begin Materials provided

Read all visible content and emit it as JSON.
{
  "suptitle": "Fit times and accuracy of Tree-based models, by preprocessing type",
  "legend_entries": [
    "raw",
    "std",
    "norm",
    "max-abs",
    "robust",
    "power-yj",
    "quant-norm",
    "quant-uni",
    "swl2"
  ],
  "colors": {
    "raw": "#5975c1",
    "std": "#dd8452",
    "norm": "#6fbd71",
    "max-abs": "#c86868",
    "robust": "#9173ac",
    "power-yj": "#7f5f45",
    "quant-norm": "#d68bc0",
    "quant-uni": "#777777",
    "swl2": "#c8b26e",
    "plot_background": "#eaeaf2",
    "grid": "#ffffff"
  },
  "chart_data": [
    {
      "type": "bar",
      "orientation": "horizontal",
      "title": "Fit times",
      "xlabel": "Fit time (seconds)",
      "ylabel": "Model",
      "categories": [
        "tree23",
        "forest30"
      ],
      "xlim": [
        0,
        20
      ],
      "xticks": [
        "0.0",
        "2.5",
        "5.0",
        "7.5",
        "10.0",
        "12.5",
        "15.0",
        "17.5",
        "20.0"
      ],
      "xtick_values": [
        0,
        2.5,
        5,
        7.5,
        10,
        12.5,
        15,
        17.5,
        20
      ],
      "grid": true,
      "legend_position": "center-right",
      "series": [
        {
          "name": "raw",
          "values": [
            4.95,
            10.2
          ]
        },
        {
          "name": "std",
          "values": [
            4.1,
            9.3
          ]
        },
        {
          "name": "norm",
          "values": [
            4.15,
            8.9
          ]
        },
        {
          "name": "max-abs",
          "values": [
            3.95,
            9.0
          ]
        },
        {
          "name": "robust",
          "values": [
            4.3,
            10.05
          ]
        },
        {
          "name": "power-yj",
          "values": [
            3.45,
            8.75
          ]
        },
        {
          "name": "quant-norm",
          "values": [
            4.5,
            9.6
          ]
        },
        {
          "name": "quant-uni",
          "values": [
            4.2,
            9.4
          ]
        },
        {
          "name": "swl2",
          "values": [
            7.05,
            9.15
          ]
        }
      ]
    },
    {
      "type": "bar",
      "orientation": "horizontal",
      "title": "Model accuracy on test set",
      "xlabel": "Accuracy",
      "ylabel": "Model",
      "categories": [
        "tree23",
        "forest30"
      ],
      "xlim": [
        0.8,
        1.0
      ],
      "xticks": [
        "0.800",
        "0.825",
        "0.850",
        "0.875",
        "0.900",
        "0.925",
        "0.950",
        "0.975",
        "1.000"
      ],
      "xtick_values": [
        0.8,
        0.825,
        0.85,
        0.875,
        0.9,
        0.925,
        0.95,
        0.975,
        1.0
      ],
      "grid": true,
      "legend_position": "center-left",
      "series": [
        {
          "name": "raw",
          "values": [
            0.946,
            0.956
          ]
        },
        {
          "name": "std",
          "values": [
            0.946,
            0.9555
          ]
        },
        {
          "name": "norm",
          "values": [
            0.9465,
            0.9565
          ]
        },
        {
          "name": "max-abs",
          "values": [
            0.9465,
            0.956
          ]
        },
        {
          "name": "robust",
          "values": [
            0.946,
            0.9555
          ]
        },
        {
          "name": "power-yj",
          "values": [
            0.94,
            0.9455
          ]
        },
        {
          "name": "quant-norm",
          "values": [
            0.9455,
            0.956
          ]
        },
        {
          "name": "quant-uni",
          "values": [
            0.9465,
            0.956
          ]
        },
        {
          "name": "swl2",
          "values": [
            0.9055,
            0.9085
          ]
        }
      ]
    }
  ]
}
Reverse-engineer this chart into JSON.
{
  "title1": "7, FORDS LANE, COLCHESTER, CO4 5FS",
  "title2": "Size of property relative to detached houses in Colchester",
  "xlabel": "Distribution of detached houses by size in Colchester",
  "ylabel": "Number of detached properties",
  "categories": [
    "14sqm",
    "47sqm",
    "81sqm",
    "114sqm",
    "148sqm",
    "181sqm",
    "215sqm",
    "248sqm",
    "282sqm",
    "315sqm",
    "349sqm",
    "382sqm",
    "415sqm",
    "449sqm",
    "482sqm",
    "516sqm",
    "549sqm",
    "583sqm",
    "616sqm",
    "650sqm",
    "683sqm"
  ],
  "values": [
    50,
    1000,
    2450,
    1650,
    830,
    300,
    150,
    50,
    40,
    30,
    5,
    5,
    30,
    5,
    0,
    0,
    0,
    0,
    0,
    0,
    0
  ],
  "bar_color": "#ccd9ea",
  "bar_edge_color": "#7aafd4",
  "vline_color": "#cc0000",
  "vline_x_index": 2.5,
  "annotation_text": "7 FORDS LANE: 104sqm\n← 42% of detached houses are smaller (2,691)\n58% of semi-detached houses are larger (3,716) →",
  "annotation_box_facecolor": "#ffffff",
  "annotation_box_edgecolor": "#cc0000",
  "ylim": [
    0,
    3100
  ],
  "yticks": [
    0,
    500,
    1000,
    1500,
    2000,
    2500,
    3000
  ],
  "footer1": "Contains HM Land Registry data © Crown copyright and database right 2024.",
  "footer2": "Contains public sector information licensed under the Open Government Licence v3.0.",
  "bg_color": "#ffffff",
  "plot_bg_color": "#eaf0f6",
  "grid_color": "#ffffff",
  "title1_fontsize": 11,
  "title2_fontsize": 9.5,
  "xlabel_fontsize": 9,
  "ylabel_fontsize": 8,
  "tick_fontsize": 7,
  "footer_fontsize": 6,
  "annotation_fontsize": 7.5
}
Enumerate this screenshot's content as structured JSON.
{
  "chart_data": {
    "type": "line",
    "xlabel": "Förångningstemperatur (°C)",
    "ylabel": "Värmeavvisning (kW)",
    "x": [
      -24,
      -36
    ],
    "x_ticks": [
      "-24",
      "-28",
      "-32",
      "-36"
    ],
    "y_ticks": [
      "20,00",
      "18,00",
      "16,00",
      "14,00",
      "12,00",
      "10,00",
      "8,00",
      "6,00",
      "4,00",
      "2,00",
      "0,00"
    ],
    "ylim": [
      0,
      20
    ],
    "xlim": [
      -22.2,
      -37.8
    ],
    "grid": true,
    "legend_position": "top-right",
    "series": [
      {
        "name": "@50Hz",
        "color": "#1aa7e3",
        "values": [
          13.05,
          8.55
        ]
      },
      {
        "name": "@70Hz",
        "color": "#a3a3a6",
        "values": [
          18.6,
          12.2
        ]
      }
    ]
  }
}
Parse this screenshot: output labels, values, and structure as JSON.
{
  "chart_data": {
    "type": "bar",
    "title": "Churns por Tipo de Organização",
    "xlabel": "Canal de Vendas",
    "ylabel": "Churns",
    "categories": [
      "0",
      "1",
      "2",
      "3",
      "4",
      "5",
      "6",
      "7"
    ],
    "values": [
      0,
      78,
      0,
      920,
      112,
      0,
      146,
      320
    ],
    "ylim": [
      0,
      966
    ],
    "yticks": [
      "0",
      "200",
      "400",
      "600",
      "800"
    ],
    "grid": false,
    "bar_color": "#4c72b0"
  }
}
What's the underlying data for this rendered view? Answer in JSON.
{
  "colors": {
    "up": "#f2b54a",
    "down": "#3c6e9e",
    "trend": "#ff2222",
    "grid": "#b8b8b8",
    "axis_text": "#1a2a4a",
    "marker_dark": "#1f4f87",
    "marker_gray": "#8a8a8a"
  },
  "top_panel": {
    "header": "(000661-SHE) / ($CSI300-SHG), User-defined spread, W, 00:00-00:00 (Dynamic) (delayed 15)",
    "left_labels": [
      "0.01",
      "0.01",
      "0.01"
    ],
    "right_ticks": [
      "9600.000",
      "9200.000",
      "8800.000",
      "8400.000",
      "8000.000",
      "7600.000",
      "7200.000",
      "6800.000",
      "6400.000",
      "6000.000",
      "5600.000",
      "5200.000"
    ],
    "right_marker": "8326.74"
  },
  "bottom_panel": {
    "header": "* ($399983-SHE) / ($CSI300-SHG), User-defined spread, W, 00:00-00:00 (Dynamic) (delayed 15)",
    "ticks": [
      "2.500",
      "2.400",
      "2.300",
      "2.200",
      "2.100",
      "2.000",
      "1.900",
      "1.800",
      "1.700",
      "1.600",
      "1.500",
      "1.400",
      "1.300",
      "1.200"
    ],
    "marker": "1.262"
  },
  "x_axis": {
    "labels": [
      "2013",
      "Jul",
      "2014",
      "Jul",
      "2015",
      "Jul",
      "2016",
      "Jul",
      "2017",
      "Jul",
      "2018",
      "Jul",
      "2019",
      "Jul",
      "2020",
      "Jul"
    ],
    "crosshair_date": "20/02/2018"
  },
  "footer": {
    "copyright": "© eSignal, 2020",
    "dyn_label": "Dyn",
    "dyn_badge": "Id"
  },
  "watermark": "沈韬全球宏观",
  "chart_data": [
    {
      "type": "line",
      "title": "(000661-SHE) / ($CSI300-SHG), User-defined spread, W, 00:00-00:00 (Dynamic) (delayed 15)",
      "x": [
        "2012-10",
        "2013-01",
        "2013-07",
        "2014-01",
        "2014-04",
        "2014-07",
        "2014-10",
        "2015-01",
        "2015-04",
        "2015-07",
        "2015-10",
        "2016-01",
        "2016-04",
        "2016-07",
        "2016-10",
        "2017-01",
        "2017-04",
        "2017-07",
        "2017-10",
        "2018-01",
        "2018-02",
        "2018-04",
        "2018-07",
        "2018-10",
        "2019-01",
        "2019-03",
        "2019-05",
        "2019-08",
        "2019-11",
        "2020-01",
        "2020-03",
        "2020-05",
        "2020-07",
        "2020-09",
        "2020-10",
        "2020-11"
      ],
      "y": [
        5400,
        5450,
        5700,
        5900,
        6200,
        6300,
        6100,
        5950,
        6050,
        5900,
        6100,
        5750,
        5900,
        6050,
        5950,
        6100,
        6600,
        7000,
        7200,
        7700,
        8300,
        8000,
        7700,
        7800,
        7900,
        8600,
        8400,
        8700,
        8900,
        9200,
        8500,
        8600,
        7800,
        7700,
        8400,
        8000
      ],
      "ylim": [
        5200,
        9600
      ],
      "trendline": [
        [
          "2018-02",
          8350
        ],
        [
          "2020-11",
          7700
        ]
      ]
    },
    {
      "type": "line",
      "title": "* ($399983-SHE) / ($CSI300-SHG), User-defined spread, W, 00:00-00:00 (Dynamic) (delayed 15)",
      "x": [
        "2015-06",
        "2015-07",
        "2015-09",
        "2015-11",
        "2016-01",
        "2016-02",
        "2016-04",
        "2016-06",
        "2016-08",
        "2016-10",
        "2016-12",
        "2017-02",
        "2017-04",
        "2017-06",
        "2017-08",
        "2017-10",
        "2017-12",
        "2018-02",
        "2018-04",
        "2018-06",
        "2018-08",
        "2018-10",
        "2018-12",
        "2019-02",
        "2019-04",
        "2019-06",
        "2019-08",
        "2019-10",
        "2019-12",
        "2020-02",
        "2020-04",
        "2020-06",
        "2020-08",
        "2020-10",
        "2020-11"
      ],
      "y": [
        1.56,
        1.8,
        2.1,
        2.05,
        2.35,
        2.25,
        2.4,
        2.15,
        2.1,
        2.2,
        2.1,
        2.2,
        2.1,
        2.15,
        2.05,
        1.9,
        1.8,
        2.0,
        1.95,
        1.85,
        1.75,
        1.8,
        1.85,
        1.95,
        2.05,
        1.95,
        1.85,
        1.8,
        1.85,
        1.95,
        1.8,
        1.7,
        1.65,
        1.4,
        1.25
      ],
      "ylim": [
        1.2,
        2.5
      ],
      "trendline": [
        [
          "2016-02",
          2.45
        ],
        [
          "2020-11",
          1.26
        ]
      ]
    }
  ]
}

end Materials provided

Find every line of the data that holds the string "detached", then say how many there are and nothing else.

4